What to produce:
Write out the items below again, changing every "range-handle" to "range-grip" and keeping everything else the same. Leave the pictures out of your answer.

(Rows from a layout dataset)
^^^^^^^^^^^^^^^^

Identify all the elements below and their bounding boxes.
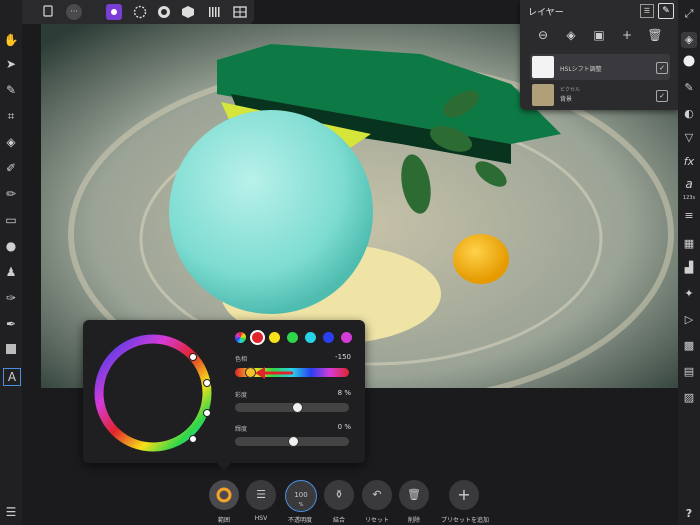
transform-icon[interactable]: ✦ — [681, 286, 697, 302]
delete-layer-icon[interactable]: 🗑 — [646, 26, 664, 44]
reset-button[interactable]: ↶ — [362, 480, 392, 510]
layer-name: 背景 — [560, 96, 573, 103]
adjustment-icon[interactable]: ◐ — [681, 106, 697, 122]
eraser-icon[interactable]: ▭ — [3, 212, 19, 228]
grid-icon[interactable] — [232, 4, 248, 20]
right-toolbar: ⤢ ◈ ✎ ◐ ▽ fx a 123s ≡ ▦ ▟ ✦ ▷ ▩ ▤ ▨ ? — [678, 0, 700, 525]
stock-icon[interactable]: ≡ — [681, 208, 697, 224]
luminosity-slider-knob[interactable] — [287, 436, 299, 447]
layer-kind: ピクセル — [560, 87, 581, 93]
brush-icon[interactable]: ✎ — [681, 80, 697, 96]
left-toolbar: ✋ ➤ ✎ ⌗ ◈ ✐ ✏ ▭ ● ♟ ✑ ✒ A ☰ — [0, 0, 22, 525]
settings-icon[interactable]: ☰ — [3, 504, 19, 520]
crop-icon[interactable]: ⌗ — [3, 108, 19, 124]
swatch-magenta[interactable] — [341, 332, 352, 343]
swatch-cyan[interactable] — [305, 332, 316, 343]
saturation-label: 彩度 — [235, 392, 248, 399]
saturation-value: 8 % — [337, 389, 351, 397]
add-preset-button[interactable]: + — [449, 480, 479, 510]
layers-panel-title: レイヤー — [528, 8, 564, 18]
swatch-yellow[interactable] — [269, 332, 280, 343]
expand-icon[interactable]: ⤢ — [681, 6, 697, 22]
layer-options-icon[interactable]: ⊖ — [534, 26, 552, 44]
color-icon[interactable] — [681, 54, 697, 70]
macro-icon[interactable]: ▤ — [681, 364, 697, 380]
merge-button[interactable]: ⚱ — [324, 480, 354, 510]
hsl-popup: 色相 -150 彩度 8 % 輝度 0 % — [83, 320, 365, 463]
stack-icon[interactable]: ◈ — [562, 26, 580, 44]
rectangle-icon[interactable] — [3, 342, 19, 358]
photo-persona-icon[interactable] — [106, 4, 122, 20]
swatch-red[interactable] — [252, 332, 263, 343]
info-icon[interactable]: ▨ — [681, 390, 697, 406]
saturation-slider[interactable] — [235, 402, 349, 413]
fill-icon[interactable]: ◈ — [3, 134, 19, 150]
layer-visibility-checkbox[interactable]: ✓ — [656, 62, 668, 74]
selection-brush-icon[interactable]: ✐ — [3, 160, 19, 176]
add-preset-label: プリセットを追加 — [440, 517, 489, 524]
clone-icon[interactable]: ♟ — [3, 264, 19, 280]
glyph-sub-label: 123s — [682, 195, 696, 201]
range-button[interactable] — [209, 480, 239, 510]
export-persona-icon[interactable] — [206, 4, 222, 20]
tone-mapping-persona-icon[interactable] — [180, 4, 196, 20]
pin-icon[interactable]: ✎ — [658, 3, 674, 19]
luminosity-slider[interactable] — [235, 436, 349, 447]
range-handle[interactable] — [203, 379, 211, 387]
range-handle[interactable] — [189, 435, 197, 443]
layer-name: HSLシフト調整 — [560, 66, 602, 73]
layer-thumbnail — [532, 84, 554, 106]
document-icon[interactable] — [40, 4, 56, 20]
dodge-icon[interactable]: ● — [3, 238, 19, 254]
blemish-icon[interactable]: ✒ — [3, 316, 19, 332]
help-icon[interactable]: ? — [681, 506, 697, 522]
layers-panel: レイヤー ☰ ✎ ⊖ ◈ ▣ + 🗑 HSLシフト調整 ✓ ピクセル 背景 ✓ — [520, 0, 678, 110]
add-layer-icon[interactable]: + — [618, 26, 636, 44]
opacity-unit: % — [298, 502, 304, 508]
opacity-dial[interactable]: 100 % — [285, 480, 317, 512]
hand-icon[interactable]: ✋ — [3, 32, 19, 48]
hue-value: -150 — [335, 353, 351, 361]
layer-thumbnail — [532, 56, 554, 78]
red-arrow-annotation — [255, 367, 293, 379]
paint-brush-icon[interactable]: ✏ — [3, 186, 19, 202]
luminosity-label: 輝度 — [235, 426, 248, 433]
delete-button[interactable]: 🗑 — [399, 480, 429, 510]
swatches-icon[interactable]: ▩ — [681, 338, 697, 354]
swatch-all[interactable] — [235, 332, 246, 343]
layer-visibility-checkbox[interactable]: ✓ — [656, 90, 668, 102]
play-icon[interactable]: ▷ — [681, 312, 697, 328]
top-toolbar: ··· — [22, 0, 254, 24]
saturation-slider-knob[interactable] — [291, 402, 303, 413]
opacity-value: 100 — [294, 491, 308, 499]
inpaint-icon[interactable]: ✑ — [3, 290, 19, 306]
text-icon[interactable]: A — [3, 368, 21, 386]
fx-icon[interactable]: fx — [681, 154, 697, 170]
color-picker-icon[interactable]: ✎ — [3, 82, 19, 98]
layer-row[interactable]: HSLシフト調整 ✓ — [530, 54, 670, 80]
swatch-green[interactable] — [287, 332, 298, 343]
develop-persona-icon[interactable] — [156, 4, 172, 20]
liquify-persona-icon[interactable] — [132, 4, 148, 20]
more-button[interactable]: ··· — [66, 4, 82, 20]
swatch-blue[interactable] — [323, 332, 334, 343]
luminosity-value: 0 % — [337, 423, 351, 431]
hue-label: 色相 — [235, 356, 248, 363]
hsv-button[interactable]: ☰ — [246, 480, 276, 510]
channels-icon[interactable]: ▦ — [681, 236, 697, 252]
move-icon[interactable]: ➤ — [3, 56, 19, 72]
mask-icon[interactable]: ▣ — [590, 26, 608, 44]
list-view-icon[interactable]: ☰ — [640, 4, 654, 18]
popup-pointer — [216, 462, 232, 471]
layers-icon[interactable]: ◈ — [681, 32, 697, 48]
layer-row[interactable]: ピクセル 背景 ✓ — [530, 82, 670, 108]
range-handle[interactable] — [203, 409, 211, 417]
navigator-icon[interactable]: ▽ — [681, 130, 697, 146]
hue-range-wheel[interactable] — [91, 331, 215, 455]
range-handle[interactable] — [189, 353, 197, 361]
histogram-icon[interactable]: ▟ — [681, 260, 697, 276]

^^^^^^^^^^^^^^^^

Written reply:
Identify all the elements below and their bounding boxes.
transform-icon[interactable]: ✦ — [681, 286, 697, 302]
delete-layer-icon[interactable]: 🗑 — [646, 26, 664, 44]
reset-button[interactable]: ↶ — [362, 480, 392, 510]
layer-name: 背景 — [560, 96, 573, 103]
adjustment-icon[interactable]: ◐ — [681, 106, 697, 122]
eraser-icon[interactable]: ▭ — [3, 212, 19, 228]
grid-icon[interactable] — [232, 4, 248, 20]
right-toolbar: ⤢ ◈ ✎ ◐ ▽ fx a 123s ≡ ▦ ▟ ✦ ▷ ▩ ▤ ▨ ? — [678, 0, 700, 525]
stock-icon[interactable]: ≡ — [681, 208, 697, 224]
luminosity-slider-knob[interactable] — [287, 436, 299, 447]
layer-kind: ピクセル — [560, 87, 581, 93]
brush-icon[interactable]: ✎ — [681, 80, 697, 96]
left-toolbar: ✋ ➤ ✎ ⌗ ◈ ✐ ✏ ▭ ● ♟ ✑ ✒ A ☰ — [0, 0, 22, 525]
settings-icon[interactable]: ☰ — [3, 504, 19, 520]
crop-icon[interactable]: ⌗ — [3, 108, 19, 124]
swatch-magenta[interactable] — [341, 332, 352, 343]
swatch-cyan[interactable] — [305, 332, 316, 343]
saturation-label: 彩度 — [235, 392, 248, 399]
saturation-value: 8 % — [337, 389, 351, 397]
add-preset-button[interactable]: + — [449, 480, 479, 510]
layers-panel-title: レイヤー — [528, 8, 564, 18]
swatch-yellow[interactable] — [269, 332, 280, 343]
expand-icon[interactable]: ⤢ — [681, 6, 697, 22]
layer-options-icon[interactable]: ⊖ — [534, 26, 552, 44]
color-icon[interactable] — [681, 54, 697, 70]
macro-icon[interactable]: ▤ — [681, 364, 697, 380]
merge-button[interactable]: ⚱ — [324, 480, 354, 510]
hsl-popup: 色相 -150 彩度 8 % 輝度 0 % — [83, 320, 365, 463]
stack-icon[interactable]: ◈ — [562, 26, 580, 44]
rectangle-icon[interactable] — [3, 342, 19, 358]
photo-persona-icon[interactable] — [106, 4, 122, 20]
swatch-red[interactable] — [252, 332, 263, 343]
info-icon[interactable]: ▨ — [681, 390, 697, 406]
saturation-slider[interactable] — [235, 402, 349, 413]
fill-icon[interactable]: ◈ — [3, 134, 19, 150]
layer-visibility-checkbox[interactable]: ✓ — [656, 62, 668, 74]
selection-brush-icon[interactable]: ✐ — [3, 160, 19, 176]
add-preset-label: プリセットを追加 — [440, 517, 489, 524]
clone-icon[interactable]: ♟ — [3, 264, 19, 280]
glyph-sub-label: 123s — [682, 195, 696, 201]
range-button[interactable] — [209, 480, 239, 510]
export-persona-icon[interactable] — [206, 4, 222, 20]
tone-mapping-persona-icon[interactable] — [180, 4, 196, 20]
pin-icon[interactable]: ✎ — [658, 3, 674, 19]
luminosity-slider[interactable] — [235, 436, 349, 447]
range-grip[interactable] — [203, 379, 211, 387]
range-grip[interactable] — [189, 435, 197, 443]
layer-name: HSLシフト調整 — [560, 66, 602, 73]
layer-thumbnail — [532, 84, 554, 106]
document-icon[interactable] — [40, 4, 56, 20]
dodge-icon[interactable]: ● — [3, 238, 19, 254]
blemish-icon[interactable]: ✒ — [3, 316, 19, 332]
help-icon[interactable]: ? — [681, 506, 697, 522]
layers-panel: レイヤー ☰ ✎ ⊖ ◈ ▣ + 🗑 HSLシフト調整 ✓ ピクセル 背景 ✓ — [520, 0, 678, 110]
add-layer-icon[interactable]: + — [618, 26, 636, 44]
opacity-unit: % — [298, 502, 304, 508]
opacity-dial[interactable]: 100 % — [285, 480, 317, 512]
hand-icon[interactable]: ✋ — [3, 32, 19, 48]
hue-value: -150 — [335, 353, 351, 361]
layer-thumbnail — [532, 56, 554, 78]
red-arrow-annotation — [255, 367, 293, 379]
paint-brush-icon[interactable]: ✏ — [3, 186, 19, 202]
luminosity-label: 輝度 — [235, 426, 248, 433]
delete-button[interactable]: 🗑 — [399, 480, 429, 510]
swatches-icon[interactable]: ▩ — [681, 338, 697, 354]
swatch-all[interactable] — [235, 332, 246, 343]
layer-visibility-checkbox[interactable]: ✓ — [656, 90, 668, 102]
play-icon[interactable]: ▷ — [681, 312, 697, 328]
top-toolbar: ··· — [22, 0, 254, 24]
saturation-slider-knob[interactable] — [291, 402, 303, 413]
opacity-value: 100 — [294, 491, 308, 499]
inpaint-icon[interactable]: ✑ — [3, 290, 19, 306]
text-icon[interactable]: A — [3, 368, 21, 386]
fx-icon[interactable]: fx — [681, 154, 697, 170]
color-picker-icon[interactable]: ✎ — [3, 82, 19, 98]
layer-row[interactable]: HSLシフト調整 ✓ — [530, 54, 670, 80]
swatch-green[interactable] — [287, 332, 298, 343]
develop-persona-icon[interactable] — [156, 4, 172, 20]
liquify-persona-icon[interactable] — [132, 4, 148, 20]
more-button[interactable]: ··· — [66, 4, 82, 20]
swatch-blue[interactable] — [323, 332, 334, 343]
luminosity-value: 0 % — [337, 423, 351, 431]
hue-label: 色相 — [235, 356, 248, 363]
hsv-button[interactable]: ☰ — [246, 480, 276, 510]
channels-icon[interactable]: ▦ — [681, 236, 697, 252]
move-icon[interactable]: ➤ — [3, 56, 19, 72]
mask-icon[interactable]: ▣ — [590, 26, 608, 44]
list-view-icon[interactable]: ☰ — [640, 4, 654, 18]
popup-pointer — [216, 462, 232, 471]
layers-icon[interactable]: ◈ — [681, 32, 697, 48]
layer-row[interactable]: ピクセル 背景 ✓ — [530, 82, 670, 108]
range-grip[interactable] — [203, 409, 211, 417]
navigator-icon[interactable]: ▽ — [681, 130, 697, 146]
hue-range-wheel[interactable] — [91, 331, 215, 455]
range-grip[interactable] — [189, 353, 197, 361]
histogram-icon[interactable]: ▟ — [681, 260, 697, 276]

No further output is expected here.